WRITTEN REQUEST. Your task is to copy the listing exactly. Drop any pictures from the copy.

DATA FOR THIS TASK.
==*==
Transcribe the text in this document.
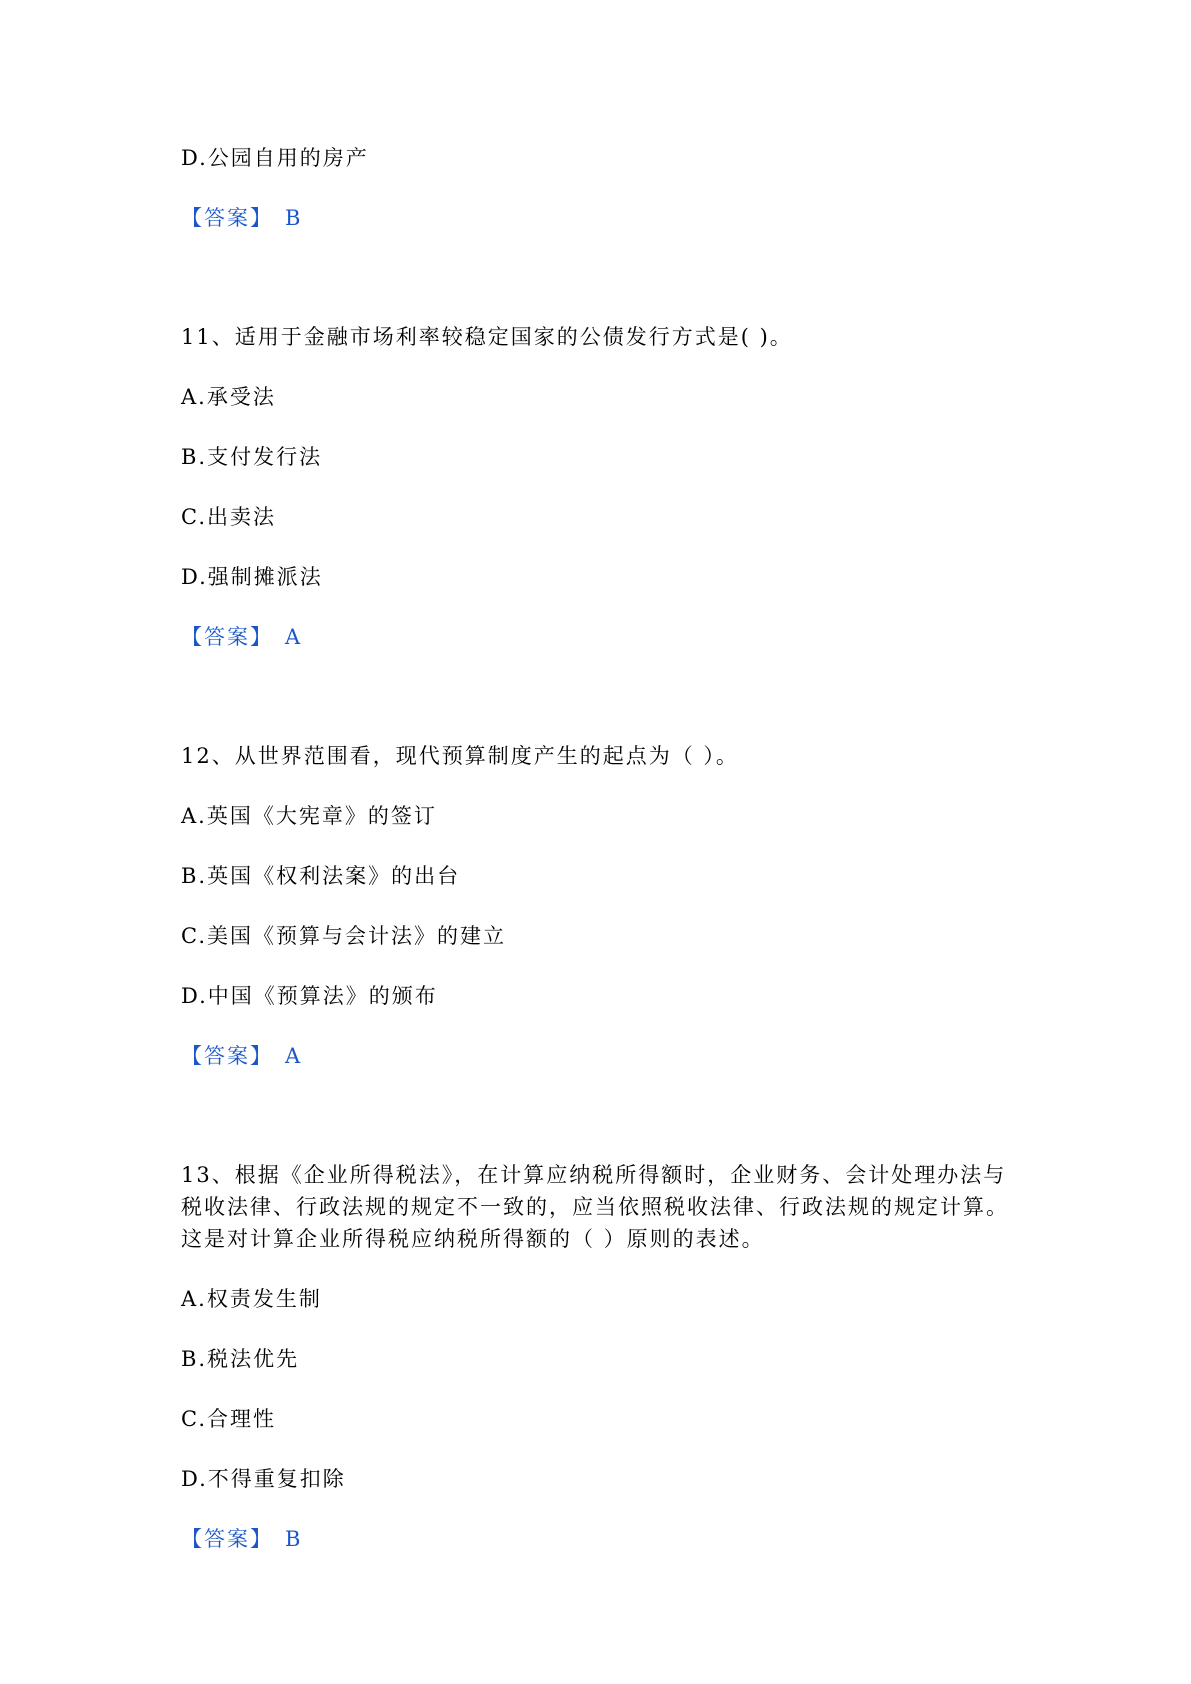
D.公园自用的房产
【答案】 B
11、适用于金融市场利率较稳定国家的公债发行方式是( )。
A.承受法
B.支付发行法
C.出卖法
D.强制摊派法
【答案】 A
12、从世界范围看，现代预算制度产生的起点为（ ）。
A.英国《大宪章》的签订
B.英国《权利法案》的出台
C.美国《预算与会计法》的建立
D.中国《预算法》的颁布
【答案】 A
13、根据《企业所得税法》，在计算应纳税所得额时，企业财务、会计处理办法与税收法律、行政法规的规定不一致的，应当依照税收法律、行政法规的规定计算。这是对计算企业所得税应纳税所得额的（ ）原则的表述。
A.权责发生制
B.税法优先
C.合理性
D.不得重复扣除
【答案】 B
==*==
CORRECT ANSWER.
Transcribe the text in this document.
D.公园自用的房产
【答案】 B
11、适用于金融市场利率较稳定国家的公债发行方式是( )。
A.承受法
B.支付发行法
C.出卖法
D.强制摊派法
【答案】 A
12、从世界范围看，现代预算制度产生的起点为（ ）。
A.英国《大宪章》的签订
B.英国《权利法案》的出台
C.美国《预算与会计法》的建立
D.中国《预算法》的颁布
【答案】 A
13、根据《企业所得税法》，在计算应纳税所得额时，企业财务、会计处理办法与税收法律、行政法规的规定不一致的，应当依照税收法律、行政法规的规定计算。这是对计算企业所得税应纳税所得额的（ ）原则的表述。
A.权责发生制
B.税法优先
C.合理性
D.不得重复扣除
【答案】 B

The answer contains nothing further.